> [TASK BRIEF] Quote all of the data that follows exactly as written, skipping the images.

Dataset entries:
^^^^^^^^^^^^^^^^

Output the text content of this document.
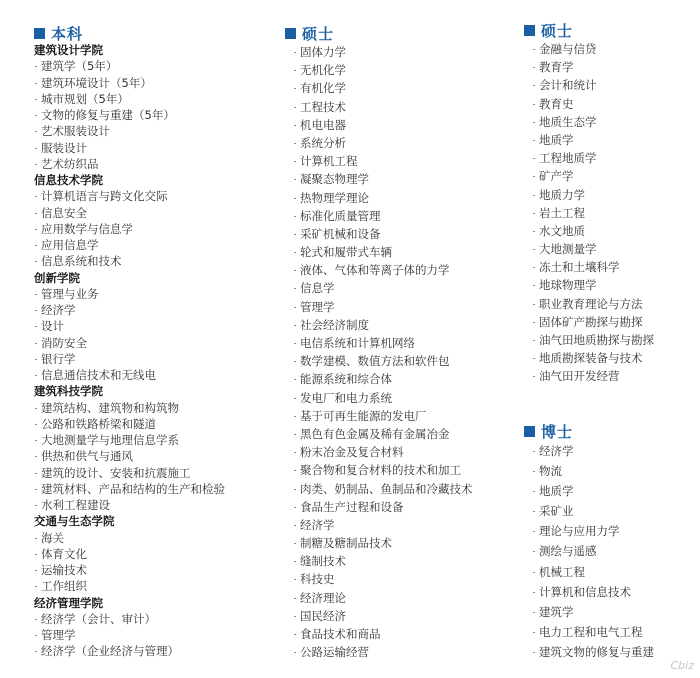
本科
建筑设计学院
建筑学（5年）
建筑环境设计（5年）
城市规划（5年）
文物的修复与重建（5年）
艺术服装设计
服装设计
艺术纺织品
信息技术学院
计算机语言与跨文化交际
信息安全
应用数学与信息学
应用信息学
信息系统和技术
创新学院
管理与业务
经济学
设计
消防安全
银行学
信息通信技术和无线电
建筑科技学院
建筑结构、建筑物和构筑物
公路和铁路桥梁和隧道
大地测量学与地理信息学系
供热和供气与通风
建筑的设计、安装和抗震施工
建筑材料、产品和结构的生产和检验
水利工程建设
交通与生态学院
海关
体育文化
运输技术
工作组织
经济管理学院
经济学（会计、审计）
管理学
经济学（企业经济与管理）
硕士
固体力学
无机化学
有机化学
工程技术
机电电器
系统分析
计算机工程
凝聚态物理学
热物理学理论
标准化质量管理
采矿机械和设备
轮式和履带式车辆
液体、气体和等离子体的力学
信息学
管理学
社会经济制度
电信系统和计算机网络
数学建模、数值方法和软件包
能源系统和综合体
发电厂和电力系统
基于可再生能源的发电厂
黑色有色金属及稀有金属冶金
粉末冶金及复合材料
聚合物和复合材料的技术和加工
肉类、奶制品、鱼制品和冷藏技术
食品生产过程和设备
经济学
制糖及糖制品技术
缝制技术
科技史
经济理论
国民经济
食品技术和商品
公路运输经营
硕士
金融与信贷
教育学
会计和统计
教育史
地质生态学
地质学
工程地质学
矿产学
地质力学
岩土工程
水文地质
大地测量学
冻土和土壤科学
地球物理学
职业教育理论与方法
固体矿产勘探与勘探
油气田地质勘探与勘探
地质勘探装备与技术
油气田开发经营
博士
经济学
物流
地质学
采矿业
理论与应用力学
测绘与遥感
机械工程
计算机和信息技术
建筑学
电力工程和电气工程
建筑文物的修复与重建
Cbiz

^^^^^^^^^^^^^^^^

> [SOLUTION TO THIS EXERCISE]
Output the text content of this document.
本科
建筑设计学院
建筑学（5年）
建筑环境设计（5年）
城市规划（5年）
文物的修复与重建（5年）
艺术服装设计
服装设计
艺术纺织品
信息技术学院
计算机语言与跨文化交际
信息安全
应用数学与信息学
应用信息学
信息系统和技术
创新学院
管理与业务
经济学
设计
消防安全
银行学
信息通信技术和无线电
建筑科技学院
建筑结构、建筑物和构筑物
公路和铁路桥梁和隧道
大地测量学与地理信息学系
供热和供气与通风
建筑的设计、安装和抗震施工
建筑材料、产品和结构的生产和检验
水利工程建设
交通与生态学院
海关
体育文化
运输技术
工作组织
经济管理学院
经济学（会计、审计）
管理学
经济学（企业经济与管理）
硕士
固体力学
无机化学
有机化学
工程技术
机电电器
系统分析
计算机工程
凝聚态物理学
热物理学理论
标准化质量管理
采矿机械和设备
轮式和履带式车辆
液体、气体和等离子体的力学
信息学
管理学
社会经济制度
电信系统和计算机网络
数学建模、数值方法和软件包
能源系统和综合体
发电厂和电力系统
基于可再生能源的发电厂
黑色有色金属及稀有金属冶金
粉末冶金及复合材料
聚合物和复合材料的技术和加工
肉类、奶制品、鱼制品和冷藏技术
食品生产过程和设备
经济学
制糖及糖制品技术
缝制技术
科技史
经济理论
国民经济
食品技术和商品
公路运输经营
硕士
金融与信贷
教育学
会计和统计
教育史
地质生态学
地质学
工程地质学
矿产学
地质力学
岩土工程
水文地质
大地测量学
冻土和土壤科学
地球物理学
职业教育理论与方法
固体矿产勘探与勘探
油气田地质勘探与勘探
地质勘探装备与技术
油气田开发经营
博士
经济学
物流
地质学
采矿业
理论与应用力学
测绘与遥感
机械工程
计算机和信息技术
建筑学
电力工程和电气工程
建筑文物的修复与重建
Cbiz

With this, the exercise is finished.